Extracted data entries
━━━━━━

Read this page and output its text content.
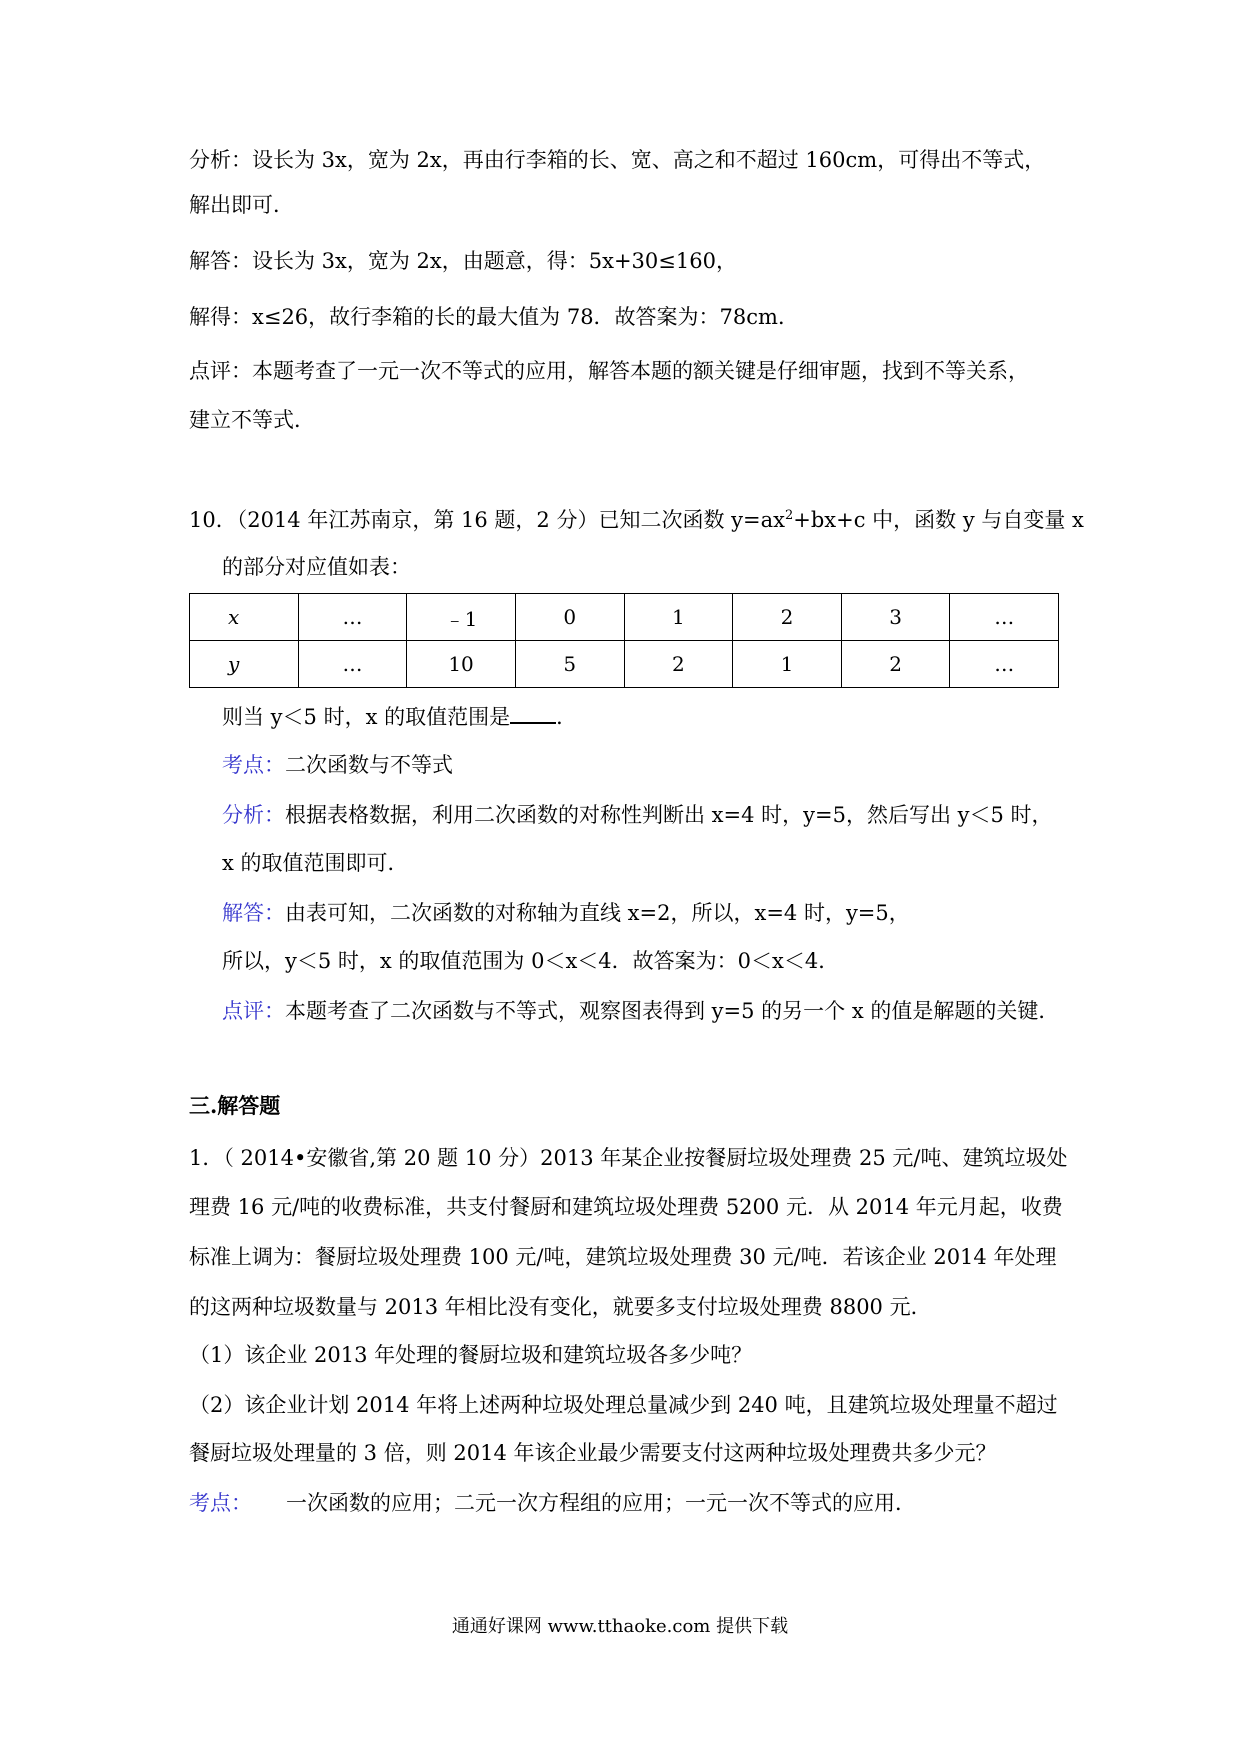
分析：设长为 3x，宽为 2x，再由行李箱的长、宽、高之和不超过 160cm，可得出不等式，
解出即可．
解答：设长为 3x，宽为 2x，由题意，得：5x+30≤160，
解得：x≤26，故行李箱的长的最大值为 78．故答案为：78cm．
点评：本题考查了一元一次不等式的应用，解答本题的额关键是仔细审题，找到不等关系，
建立不等式．
10．（2014 年江苏南京，第 16 题，2 分）已知二次函数 $y=ax^2+bx+c$ 中，函数 y 与自变量 x
的部分对应值如表：
x	…	﹣1	0	1	2	3	…
y	…	10	5	2	1	2	…
则当 y＜5 时，x 的取值范围是 ．
考点：二次函数与不等式
分析：根据表格数据，利用二次函数的对称性判断出 x=4 时，y=5，然后写出 y＜5 时，
x 的取值范围即可．
解答：由表可知，二次函数的对称轴为直线 x=2，所以，x=4 时，y=5，
所以，y＜5 时，x 的取值范围为 0＜x＜4．故答案为：0＜x＜4．
点评：本题考查了二次函数与不等式，观察图表得到 y=5 的另一个 x 的值是解题的关键．
三.解答题
1．（ 2014•安徽省,第 20 题 10 分）2013 年某企业按餐厨垃圾处理费 25 元/吨、建筑垃圾处
理费 16 元/吨的收费标准，共支付餐厨和建筑垃圾处理费 5200 元．从 2014 年元月起，收费
标准上调为：餐厨垃圾处理费 100 元/吨，建筑垃圾处理费 30 元/吨．若该企业 2014 年处理
的这两种垃圾数量与 2013 年相比没有变化，就要多支付垃圾处理费 8800 元．
（1）该企业 2013 年处理的餐厨垃圾和建筑垃圾各多少吨？
（2）该企业计划 2014 年将上述两种垃圾处理总量减少到 240 吨，且建筑垃圾处理量不超过
餐厨垃圾处理量的 3 倍，则 2014 年该企业最少需要支付这两种垃圾处理费共多少元？
考点： 一次函数的应用；二元一次方程组的应用；一元一次不等式的应用．
通通好课网 www.tthaoke.com 提供下载
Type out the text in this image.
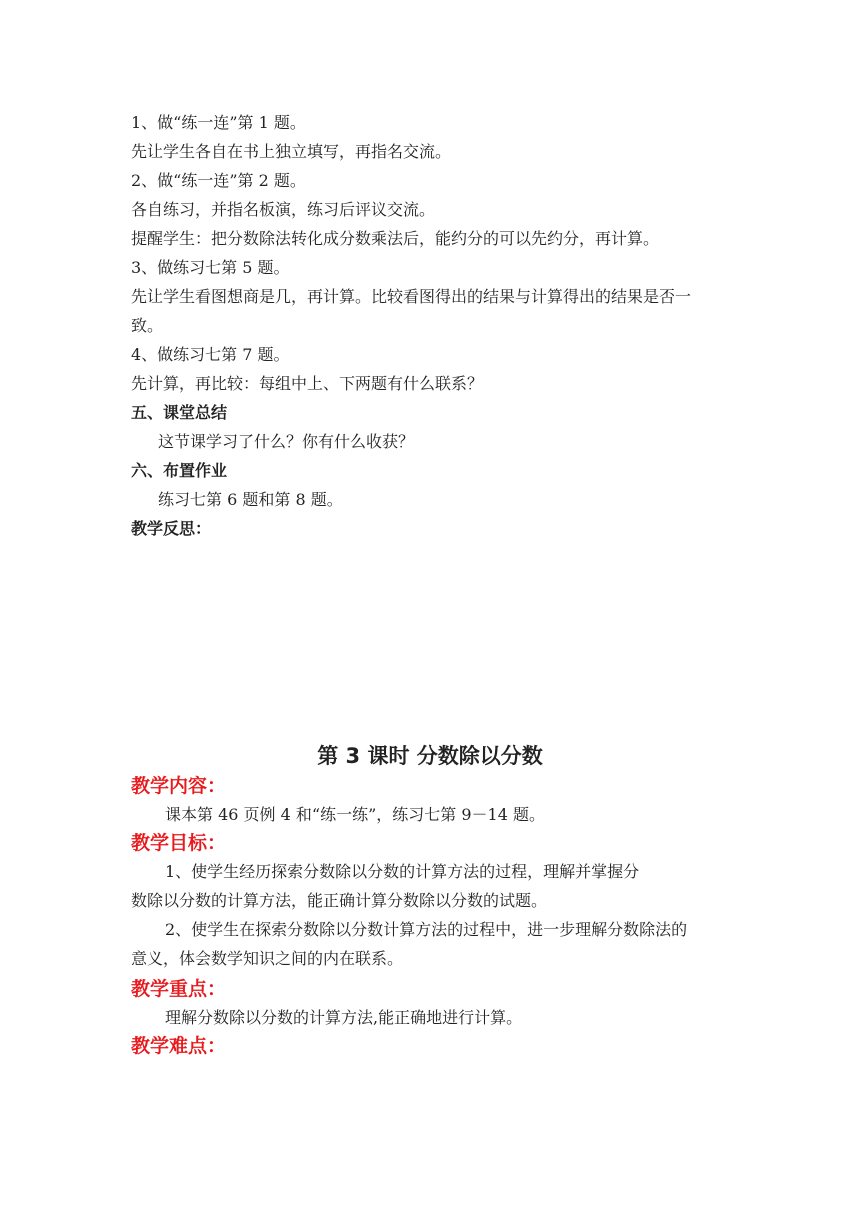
1、做“练一连”第 1 题。

先让学生各自在书上独立填写，再指名交流。

2、做“练一连”第 2 题。

各自练习，并指名板演，练习后评议交流。

提醒学生：把分数除法转化成分数乘法后，能约分的可以先约分，再计算。

3、做练习七第 5 题。

先让学生看图想商是几，再计算。比较看图得出的结果与计算得出的结果是否一

致。

4、做练习七第 7 题。

先计算，再比较：每组中上、下两题有什么联系？

五、课堂总结

这节课学习了什么？你有什么收获？

六、布置作业

练习七第 6 题和第 8 题。

教学反思：

第 3 课时 分数除以分数

教学内容：

课本第 46 页例 4 和“练一练”，练习七第 9－14 题。

教学目标：

1、使学生经历探索分数除以分数的计算方法的过程，理解并掌握分

数除以分数的计算方法，能正确计算分数除以分数的试题。

2、使学生在探索分数除以分数计算方法的过程中，进一步理解分数除法的

意义，体会数学知识之间的内在联系。

教学重点：

理解分数除以分数的计算方法,能正确地进行计算。

教学难点：
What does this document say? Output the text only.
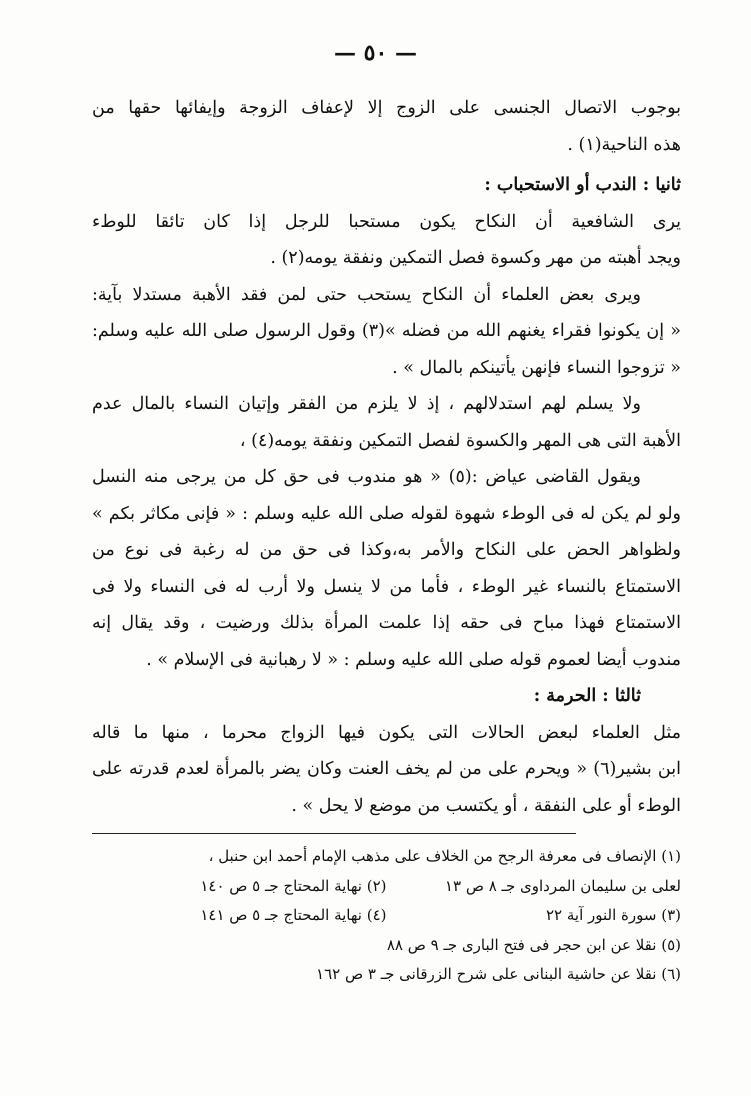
— ٥٠ —
بوجوب الاتصال الجنسى على الزوج إلا لإعفاف الزوجة وإيفائها حقها من
هذه الناحية(١) .
ثانيا : الندب أو الاستحباب :
يرى الشافعية أن النكاح يكون مستحبا للرجل إذا كان تائقا للوطء
ويجد أهبته من مهر وكسوة فصل التمكين ونفقة يومه(٢) .
ويرى بعض العلماء أن النكاح يستحب حتى لمن فقد الأهبة مستدلا بآية:
« إن يكونوا فقراء يغنهم الله من فضله »(٣) وقول الرسول صلى الله عليه وسلم:
« تزوجوا النساء فإنهن يأتينكم بالمال » .
ولا يسلم لهم استدلالهم ، إذ لا يلزم من الفقر وإتيان النساء بالمال عدم
الأهبة التى هى المهر والكسوة لفصل التمكين ونفقة يومه(٤) ،
ويقول القاضى عياض :(٥) « هو مندوب فى حق كل من يرجى منه النسل
ولو لم يكن له فى الوطء شهوة لقوله صلى الله عليه وسلم : « فإنى مكاثر بكم »
ولظواهر الحض على النكاح والأمر به،وكذا فى حق من له رغبة فى نوع من
الاستمتاع بالنساء غير الوطء ، فأما من لا ينسل ولا أرب له فى النساء ولا فى
الاستمتاع فهذا مباح فى حقه إذا علمت المرأة بذلك ورضيت ، وقد يقال إنه
مندوب أيضا لعموم قوله صلى الله عليه وسلم : « لا رهبانية فى الإسلام » .
ثالثا : الحرمة :
مثل العلماء لبعض الحالات التى يكون فيها الزواج محرما ، منها ما قاله
ابن بشير(٦) « ويحرم على من لم يخف العنت وكان يضر بالمرأة لعدم قدرته على
الوطء أو على النفقة ، أو يكتسب من موضع لا يحل » .
(١) الإنصاف فى معرفة الرجح من الخلاف على مذهب الإمام أحمد ابن حنبل ،
لعلى بن سليمان المرداوى جـ ٨ ص ١٣
(٢) نهاية المحتاج جـ ٥ ص ١٤٠
(٣) سورة النور آية ٢٢
(٤) نهاية المحتاج جـ ٥ ص ١٤١
(٥) نقلا عن ابن حجر فى فتح البارى جـ ٩ ص ٨٨
(٦) نقلا عن حاشية البنانى على شرح الزرقانى جـ ٣ ص ١٦٢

━━━━━━

● Task:
Pick out the lines that include the word "故答案为" and write them out.

● Exercise response:
解得：x≤26，故行李箱的长的最大值为 78．故答案为：78cm．
所以，y＜5 时，x 的取值范围为 0＜x＜4．故答案为：0＜x＜4．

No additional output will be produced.